- **Written exercise**
Looking through the listing, how many of its lines hold the word "this"? Answer with only the number.
=== Materials provided ===
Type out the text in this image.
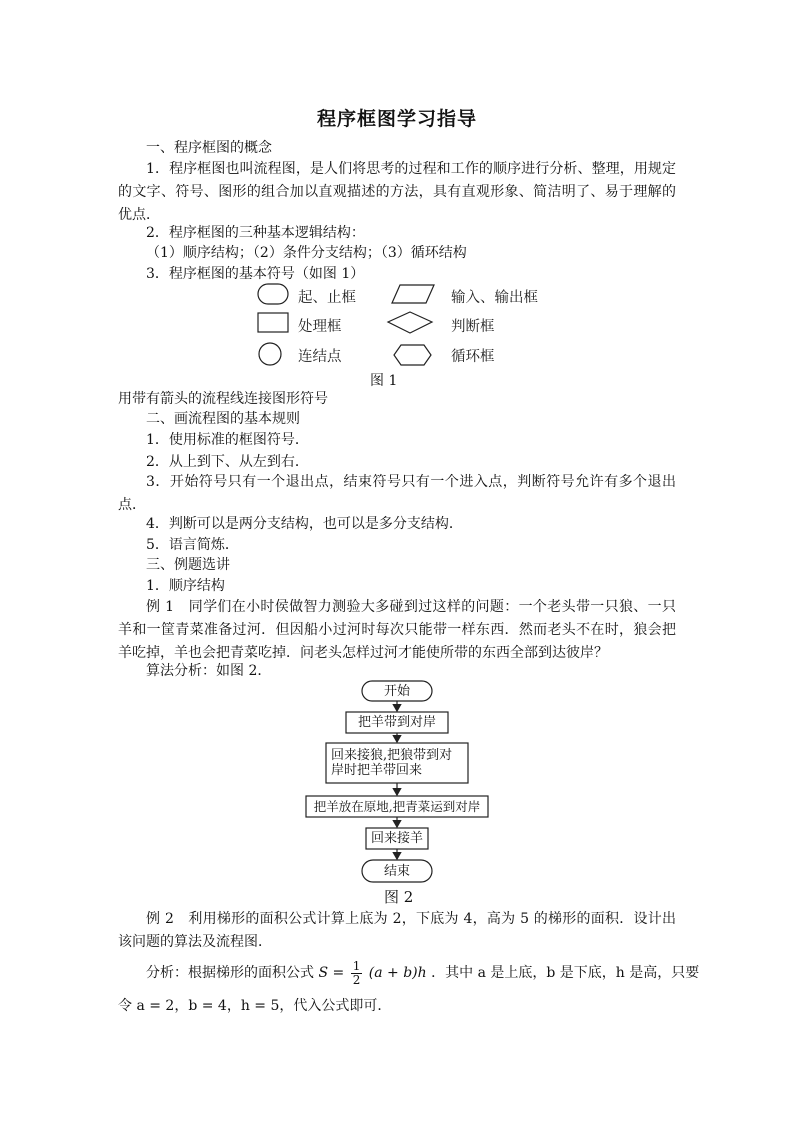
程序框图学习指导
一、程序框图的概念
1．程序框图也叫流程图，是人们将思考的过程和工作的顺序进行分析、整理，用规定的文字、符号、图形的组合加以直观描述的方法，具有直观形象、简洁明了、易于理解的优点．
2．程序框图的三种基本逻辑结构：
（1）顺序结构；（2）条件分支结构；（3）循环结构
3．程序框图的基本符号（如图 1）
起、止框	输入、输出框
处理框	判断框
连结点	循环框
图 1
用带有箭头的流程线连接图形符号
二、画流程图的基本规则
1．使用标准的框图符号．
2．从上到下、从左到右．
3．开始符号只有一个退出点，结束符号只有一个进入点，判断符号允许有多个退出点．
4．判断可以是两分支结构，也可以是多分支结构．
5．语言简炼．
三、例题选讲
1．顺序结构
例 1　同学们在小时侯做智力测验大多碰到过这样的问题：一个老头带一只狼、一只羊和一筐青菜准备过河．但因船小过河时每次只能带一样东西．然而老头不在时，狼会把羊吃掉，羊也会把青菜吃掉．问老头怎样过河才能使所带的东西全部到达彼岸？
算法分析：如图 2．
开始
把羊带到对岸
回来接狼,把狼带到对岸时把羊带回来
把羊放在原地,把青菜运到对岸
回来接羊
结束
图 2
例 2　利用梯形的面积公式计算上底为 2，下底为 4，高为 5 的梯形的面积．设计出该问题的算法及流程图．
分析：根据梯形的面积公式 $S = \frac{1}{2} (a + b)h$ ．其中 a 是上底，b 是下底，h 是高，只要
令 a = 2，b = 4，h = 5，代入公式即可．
===
=== Materials provided ===
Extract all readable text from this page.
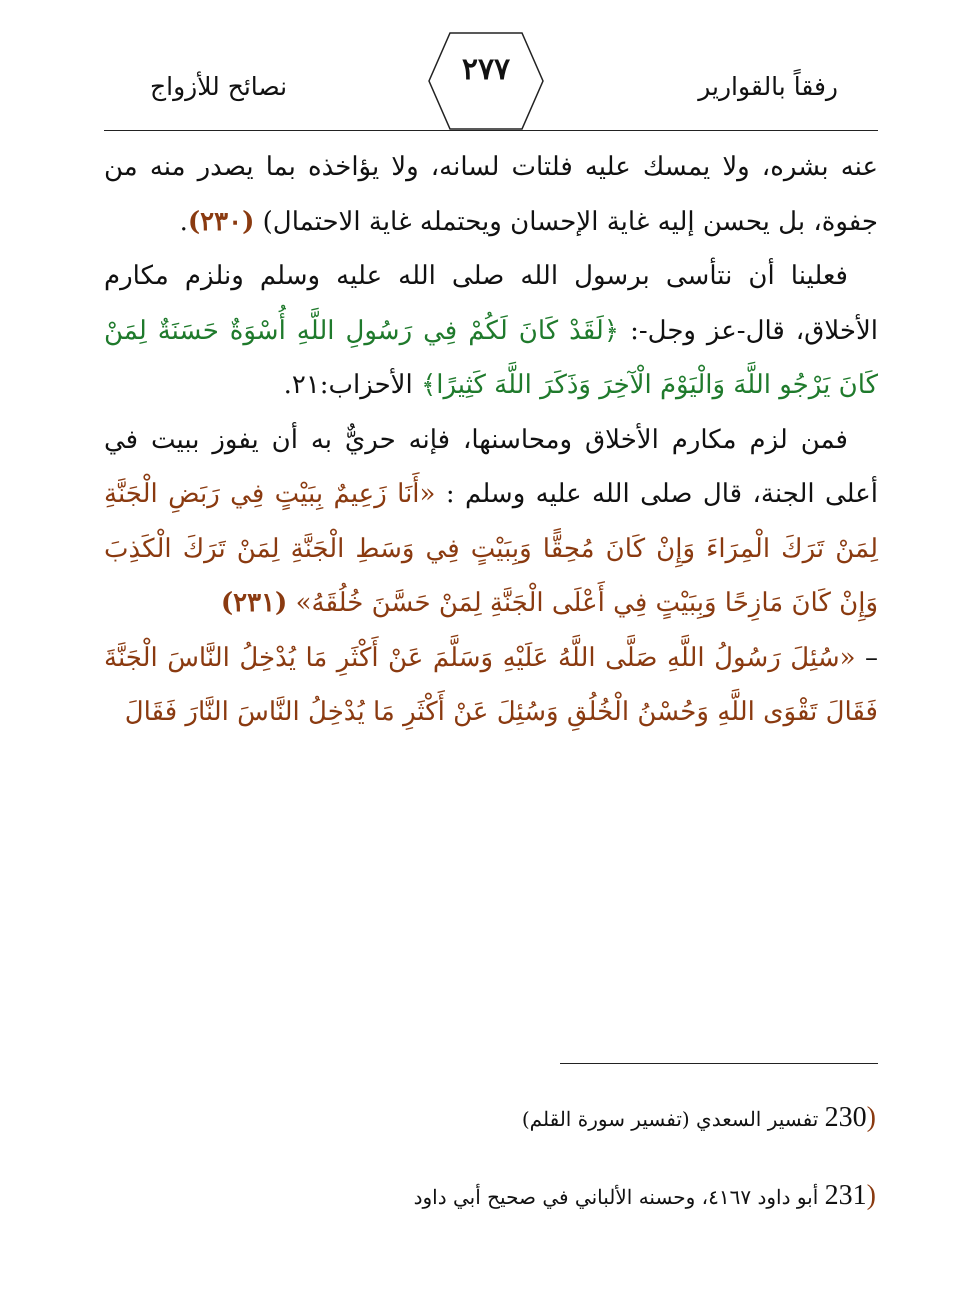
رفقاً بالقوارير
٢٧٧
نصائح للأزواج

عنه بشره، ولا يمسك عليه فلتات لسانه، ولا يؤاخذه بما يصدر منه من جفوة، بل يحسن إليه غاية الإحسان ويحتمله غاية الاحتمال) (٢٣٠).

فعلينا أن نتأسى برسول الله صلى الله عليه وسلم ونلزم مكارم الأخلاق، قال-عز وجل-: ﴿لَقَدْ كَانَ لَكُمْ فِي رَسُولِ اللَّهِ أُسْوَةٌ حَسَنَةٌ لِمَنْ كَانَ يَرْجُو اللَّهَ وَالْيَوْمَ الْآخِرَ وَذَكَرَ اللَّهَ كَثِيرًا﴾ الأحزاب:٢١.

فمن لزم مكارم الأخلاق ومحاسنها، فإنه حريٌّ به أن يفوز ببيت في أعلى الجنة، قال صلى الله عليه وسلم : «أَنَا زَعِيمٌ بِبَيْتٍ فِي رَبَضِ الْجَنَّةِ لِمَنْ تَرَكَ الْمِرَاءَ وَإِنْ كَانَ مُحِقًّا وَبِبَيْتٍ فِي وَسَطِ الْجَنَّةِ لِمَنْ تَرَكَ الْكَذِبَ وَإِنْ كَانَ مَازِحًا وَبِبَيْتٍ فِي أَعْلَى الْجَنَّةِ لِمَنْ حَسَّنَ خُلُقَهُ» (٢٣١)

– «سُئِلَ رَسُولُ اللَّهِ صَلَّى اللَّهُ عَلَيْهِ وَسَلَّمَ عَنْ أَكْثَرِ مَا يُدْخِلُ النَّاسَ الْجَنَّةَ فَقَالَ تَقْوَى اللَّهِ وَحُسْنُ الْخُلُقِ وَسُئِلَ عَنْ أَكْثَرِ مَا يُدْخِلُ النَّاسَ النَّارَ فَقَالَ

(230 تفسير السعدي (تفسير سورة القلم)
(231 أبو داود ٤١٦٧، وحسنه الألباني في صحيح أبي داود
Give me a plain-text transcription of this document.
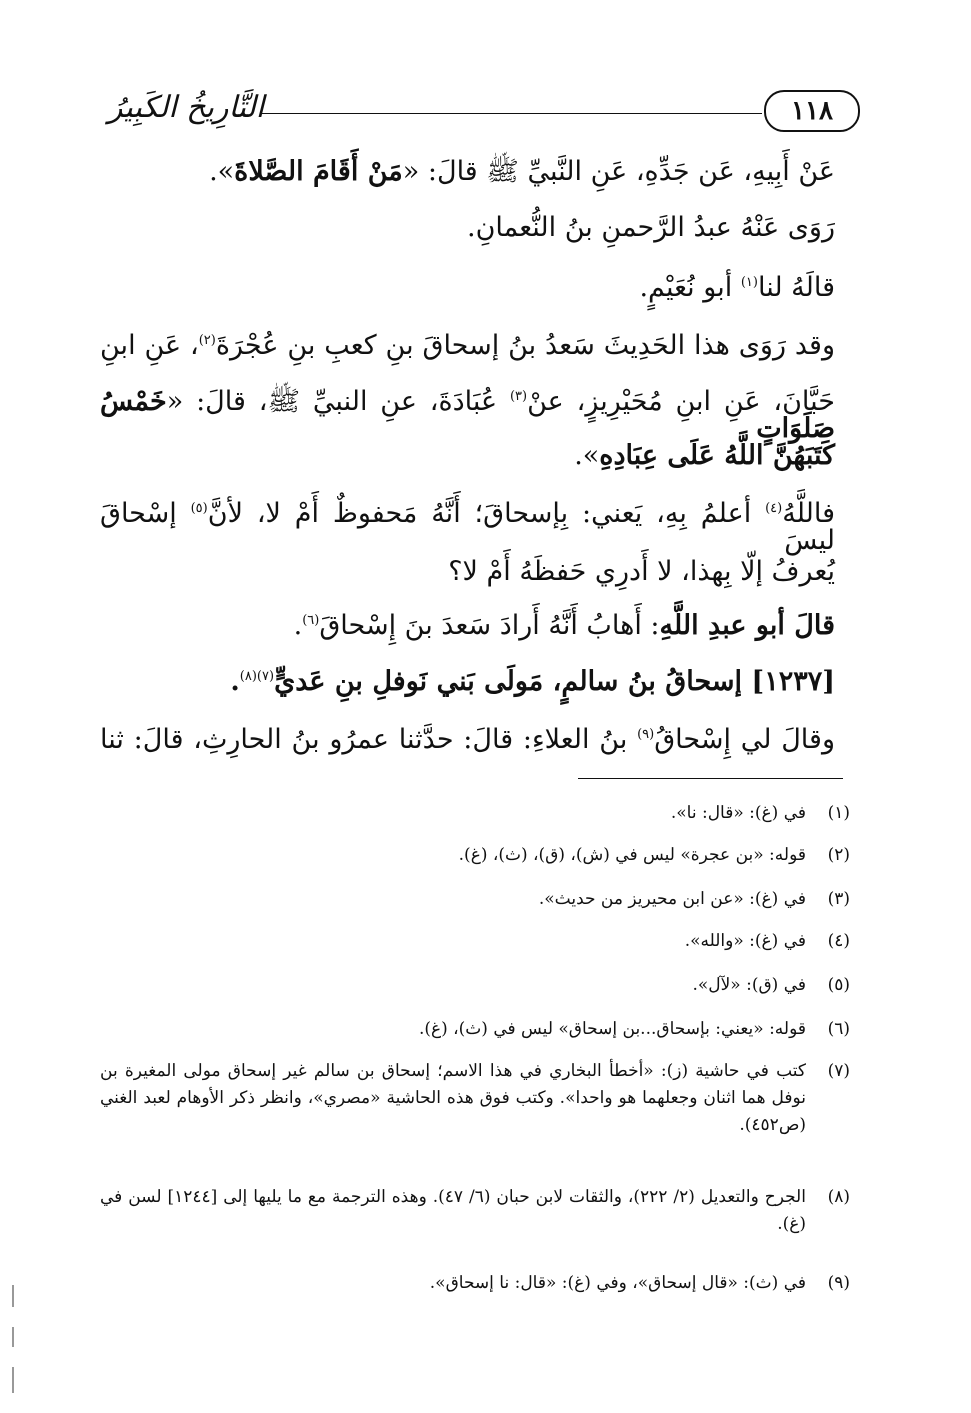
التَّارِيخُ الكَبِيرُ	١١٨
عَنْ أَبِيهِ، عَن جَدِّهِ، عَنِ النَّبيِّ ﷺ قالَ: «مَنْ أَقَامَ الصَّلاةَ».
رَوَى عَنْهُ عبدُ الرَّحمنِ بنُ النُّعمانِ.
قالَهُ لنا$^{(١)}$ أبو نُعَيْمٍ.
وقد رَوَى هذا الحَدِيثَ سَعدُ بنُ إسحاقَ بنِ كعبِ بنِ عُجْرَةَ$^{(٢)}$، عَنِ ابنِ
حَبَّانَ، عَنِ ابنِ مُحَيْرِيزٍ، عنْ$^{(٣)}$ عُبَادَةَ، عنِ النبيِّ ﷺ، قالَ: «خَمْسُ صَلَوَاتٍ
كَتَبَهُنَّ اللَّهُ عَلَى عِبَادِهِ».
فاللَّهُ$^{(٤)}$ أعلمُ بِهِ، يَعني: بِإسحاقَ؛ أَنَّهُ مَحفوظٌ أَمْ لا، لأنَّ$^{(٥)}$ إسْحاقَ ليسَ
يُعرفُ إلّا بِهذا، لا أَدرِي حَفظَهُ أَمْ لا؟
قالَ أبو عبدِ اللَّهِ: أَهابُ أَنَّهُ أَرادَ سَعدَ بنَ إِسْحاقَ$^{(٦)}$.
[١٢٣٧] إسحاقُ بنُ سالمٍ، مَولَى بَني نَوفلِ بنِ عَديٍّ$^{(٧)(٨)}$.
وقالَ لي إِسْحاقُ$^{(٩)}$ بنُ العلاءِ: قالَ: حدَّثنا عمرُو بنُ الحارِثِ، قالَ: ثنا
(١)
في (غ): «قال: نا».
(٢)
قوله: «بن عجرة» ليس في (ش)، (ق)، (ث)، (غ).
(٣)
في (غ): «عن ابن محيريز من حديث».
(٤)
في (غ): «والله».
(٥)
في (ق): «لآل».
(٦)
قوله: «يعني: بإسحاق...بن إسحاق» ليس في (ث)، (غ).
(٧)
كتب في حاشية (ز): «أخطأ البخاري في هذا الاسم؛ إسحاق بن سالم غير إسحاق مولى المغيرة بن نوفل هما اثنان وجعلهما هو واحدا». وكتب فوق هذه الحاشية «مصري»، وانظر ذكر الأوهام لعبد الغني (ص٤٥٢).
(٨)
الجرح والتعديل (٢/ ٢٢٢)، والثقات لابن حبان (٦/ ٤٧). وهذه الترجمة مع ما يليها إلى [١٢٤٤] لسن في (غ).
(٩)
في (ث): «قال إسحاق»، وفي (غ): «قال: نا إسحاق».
===
- **Final result**
3